- **GOAL**: Look through the data below. Show each line where the string "Microsoft" occurs.

- **RECORD SET**:
>> begin

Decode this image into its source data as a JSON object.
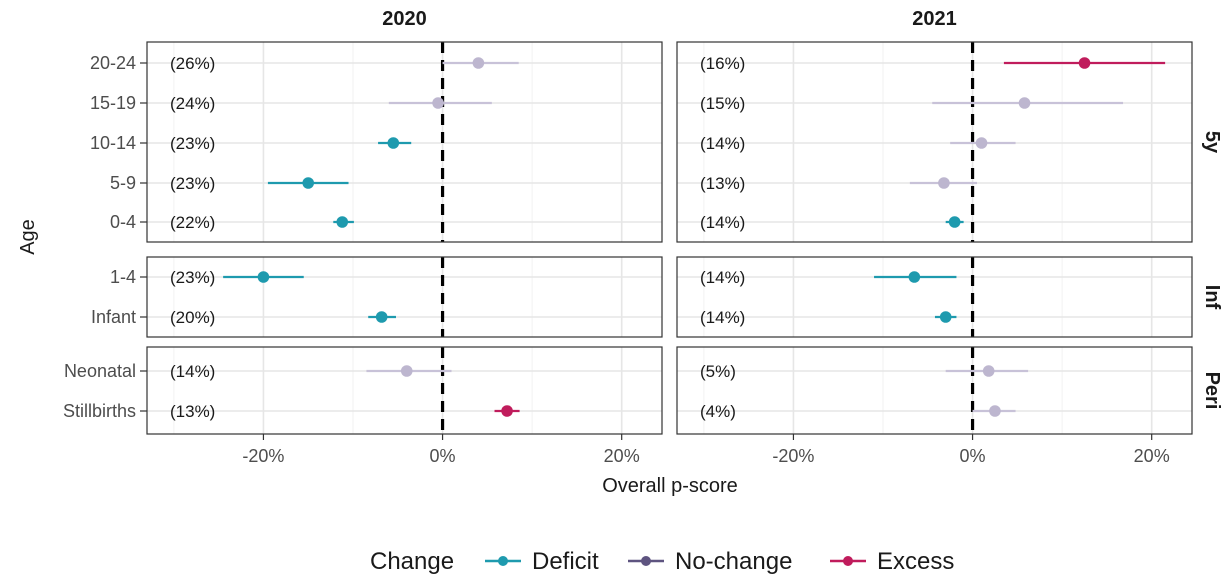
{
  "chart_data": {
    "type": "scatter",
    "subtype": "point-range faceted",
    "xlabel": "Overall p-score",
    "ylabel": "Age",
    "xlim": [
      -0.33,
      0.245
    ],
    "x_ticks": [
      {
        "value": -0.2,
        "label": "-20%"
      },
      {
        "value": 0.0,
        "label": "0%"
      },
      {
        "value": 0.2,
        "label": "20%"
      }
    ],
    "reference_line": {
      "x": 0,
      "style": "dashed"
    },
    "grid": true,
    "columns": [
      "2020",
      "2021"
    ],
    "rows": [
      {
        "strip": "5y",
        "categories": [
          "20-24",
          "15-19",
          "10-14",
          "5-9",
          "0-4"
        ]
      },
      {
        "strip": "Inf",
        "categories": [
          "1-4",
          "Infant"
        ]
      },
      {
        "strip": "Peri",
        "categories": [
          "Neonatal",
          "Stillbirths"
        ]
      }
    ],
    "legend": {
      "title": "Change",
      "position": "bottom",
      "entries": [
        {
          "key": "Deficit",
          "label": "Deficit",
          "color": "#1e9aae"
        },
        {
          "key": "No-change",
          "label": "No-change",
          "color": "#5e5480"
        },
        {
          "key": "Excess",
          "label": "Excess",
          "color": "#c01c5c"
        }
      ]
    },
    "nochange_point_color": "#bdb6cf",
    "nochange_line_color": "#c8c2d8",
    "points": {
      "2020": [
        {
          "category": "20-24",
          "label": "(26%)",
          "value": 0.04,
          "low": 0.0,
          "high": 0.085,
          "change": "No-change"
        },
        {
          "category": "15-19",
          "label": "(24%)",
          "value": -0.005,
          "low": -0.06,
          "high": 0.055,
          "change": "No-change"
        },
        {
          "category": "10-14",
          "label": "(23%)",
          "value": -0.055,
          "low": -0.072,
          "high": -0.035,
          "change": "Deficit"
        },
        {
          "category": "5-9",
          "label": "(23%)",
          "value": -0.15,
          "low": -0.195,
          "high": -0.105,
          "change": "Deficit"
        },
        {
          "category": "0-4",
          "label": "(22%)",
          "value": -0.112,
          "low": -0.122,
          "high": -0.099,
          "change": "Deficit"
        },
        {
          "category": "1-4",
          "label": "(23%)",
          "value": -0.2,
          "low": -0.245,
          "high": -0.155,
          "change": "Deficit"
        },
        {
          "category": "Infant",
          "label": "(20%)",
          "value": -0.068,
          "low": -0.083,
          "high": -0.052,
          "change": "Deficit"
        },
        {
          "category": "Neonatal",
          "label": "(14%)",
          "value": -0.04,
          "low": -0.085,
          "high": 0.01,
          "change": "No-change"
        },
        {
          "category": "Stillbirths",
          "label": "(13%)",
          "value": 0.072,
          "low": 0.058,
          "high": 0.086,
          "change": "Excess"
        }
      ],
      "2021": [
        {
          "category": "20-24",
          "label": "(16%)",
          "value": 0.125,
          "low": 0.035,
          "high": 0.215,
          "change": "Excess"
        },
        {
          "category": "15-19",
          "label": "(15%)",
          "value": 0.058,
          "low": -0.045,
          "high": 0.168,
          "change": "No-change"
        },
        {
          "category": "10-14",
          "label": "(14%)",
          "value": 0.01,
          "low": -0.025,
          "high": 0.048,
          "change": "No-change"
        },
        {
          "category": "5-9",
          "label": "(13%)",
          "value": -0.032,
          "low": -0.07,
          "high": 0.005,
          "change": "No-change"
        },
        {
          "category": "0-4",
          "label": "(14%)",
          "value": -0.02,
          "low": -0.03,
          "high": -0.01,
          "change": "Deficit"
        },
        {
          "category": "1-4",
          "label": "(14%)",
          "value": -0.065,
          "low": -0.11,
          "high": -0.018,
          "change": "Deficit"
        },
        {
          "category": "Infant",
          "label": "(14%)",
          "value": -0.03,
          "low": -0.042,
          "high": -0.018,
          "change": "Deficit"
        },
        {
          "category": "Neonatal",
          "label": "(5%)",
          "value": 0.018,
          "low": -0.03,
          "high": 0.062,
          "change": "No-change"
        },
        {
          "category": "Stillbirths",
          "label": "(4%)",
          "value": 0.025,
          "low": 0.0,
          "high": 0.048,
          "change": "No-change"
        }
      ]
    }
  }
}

>> end
>> begin

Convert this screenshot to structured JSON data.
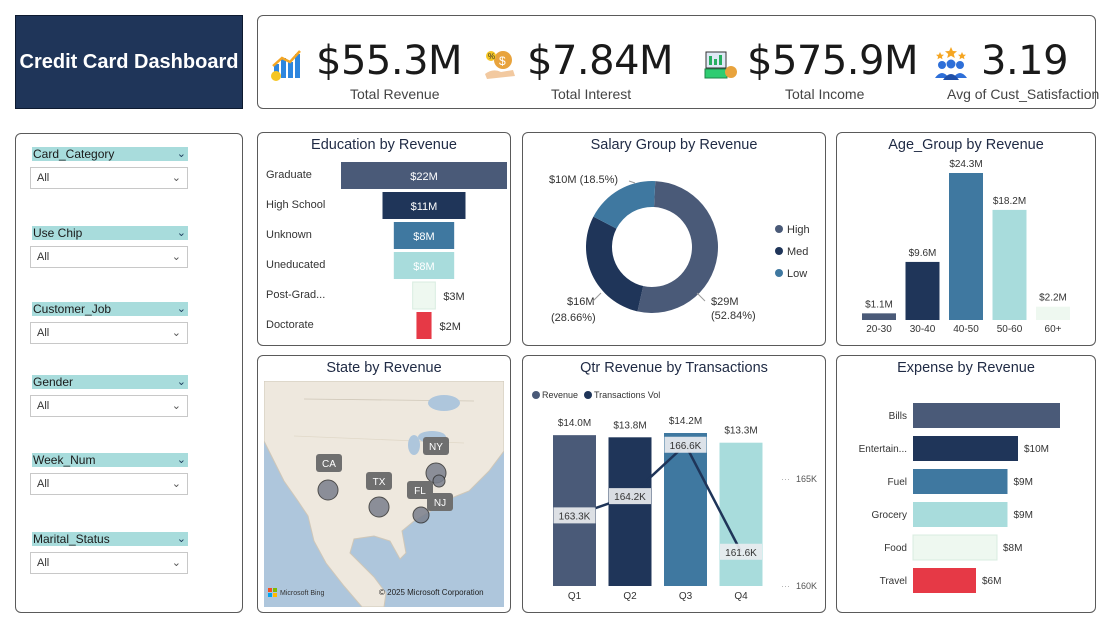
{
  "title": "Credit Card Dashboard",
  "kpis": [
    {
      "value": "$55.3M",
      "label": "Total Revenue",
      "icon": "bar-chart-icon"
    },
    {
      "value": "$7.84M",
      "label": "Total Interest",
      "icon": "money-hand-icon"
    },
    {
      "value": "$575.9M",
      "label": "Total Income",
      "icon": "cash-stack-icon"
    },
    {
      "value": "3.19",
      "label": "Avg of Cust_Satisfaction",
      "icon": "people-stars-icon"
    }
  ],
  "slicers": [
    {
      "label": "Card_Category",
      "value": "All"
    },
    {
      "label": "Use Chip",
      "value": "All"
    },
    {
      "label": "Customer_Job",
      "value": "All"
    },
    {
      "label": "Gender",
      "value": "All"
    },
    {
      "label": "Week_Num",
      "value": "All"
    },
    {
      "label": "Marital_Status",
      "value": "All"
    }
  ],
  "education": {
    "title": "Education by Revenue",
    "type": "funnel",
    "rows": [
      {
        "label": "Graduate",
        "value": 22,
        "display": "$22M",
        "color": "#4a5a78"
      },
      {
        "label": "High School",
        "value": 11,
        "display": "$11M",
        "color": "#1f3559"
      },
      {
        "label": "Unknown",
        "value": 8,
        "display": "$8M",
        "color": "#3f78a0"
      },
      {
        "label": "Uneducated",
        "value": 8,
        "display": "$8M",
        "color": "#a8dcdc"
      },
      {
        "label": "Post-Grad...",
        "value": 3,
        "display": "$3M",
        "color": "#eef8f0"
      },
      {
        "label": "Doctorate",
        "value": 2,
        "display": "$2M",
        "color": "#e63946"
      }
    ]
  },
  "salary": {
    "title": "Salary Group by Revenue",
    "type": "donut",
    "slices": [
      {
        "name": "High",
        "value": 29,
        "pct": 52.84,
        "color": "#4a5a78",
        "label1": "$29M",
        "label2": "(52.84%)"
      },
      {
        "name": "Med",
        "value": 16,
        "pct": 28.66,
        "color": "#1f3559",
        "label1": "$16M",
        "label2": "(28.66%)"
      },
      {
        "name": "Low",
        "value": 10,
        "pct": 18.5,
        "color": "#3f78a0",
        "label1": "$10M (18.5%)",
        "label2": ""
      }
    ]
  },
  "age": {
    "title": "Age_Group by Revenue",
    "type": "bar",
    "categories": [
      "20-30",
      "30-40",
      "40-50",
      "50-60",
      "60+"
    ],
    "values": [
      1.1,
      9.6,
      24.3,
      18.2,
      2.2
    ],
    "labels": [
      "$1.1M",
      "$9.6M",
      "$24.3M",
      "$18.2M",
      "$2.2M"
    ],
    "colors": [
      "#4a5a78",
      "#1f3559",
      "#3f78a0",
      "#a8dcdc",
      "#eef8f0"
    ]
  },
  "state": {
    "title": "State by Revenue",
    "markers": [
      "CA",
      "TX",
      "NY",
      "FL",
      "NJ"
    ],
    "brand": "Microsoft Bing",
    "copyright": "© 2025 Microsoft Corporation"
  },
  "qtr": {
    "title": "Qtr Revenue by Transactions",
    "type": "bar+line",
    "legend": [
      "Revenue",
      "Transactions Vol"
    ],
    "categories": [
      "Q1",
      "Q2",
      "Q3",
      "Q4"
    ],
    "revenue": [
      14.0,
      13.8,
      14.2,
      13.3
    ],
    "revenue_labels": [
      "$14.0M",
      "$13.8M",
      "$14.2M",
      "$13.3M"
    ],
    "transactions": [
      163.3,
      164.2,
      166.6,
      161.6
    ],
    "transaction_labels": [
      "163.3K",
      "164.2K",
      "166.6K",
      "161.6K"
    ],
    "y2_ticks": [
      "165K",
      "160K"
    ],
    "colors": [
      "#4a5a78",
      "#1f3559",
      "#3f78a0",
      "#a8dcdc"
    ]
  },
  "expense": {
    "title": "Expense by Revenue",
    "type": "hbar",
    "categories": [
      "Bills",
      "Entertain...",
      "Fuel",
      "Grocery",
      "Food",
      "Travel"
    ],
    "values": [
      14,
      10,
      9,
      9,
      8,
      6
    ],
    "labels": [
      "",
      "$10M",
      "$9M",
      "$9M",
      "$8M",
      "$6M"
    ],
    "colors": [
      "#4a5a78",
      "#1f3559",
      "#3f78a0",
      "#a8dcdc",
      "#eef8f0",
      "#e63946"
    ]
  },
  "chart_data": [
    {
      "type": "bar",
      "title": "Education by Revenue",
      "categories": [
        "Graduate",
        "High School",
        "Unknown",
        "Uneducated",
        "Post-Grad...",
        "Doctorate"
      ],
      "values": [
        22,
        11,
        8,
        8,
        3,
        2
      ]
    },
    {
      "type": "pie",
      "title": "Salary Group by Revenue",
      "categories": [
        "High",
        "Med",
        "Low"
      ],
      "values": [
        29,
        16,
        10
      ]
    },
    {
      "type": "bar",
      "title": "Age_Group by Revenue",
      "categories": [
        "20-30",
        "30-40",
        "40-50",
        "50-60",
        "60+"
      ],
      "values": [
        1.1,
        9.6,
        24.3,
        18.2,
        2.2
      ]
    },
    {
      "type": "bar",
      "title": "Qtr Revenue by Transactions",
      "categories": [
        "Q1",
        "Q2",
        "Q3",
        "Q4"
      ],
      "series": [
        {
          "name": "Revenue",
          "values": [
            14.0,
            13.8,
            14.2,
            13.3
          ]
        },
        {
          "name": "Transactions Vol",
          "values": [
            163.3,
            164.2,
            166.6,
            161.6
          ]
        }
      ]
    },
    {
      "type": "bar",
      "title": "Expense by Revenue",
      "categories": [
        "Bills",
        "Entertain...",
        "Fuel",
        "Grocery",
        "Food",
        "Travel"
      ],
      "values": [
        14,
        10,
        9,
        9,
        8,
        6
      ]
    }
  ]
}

>> end

- **CORRECT RESULT**:
    "brand": "Microsoft Bing",
    "copyright": "© 2025 Microsoft Corporation"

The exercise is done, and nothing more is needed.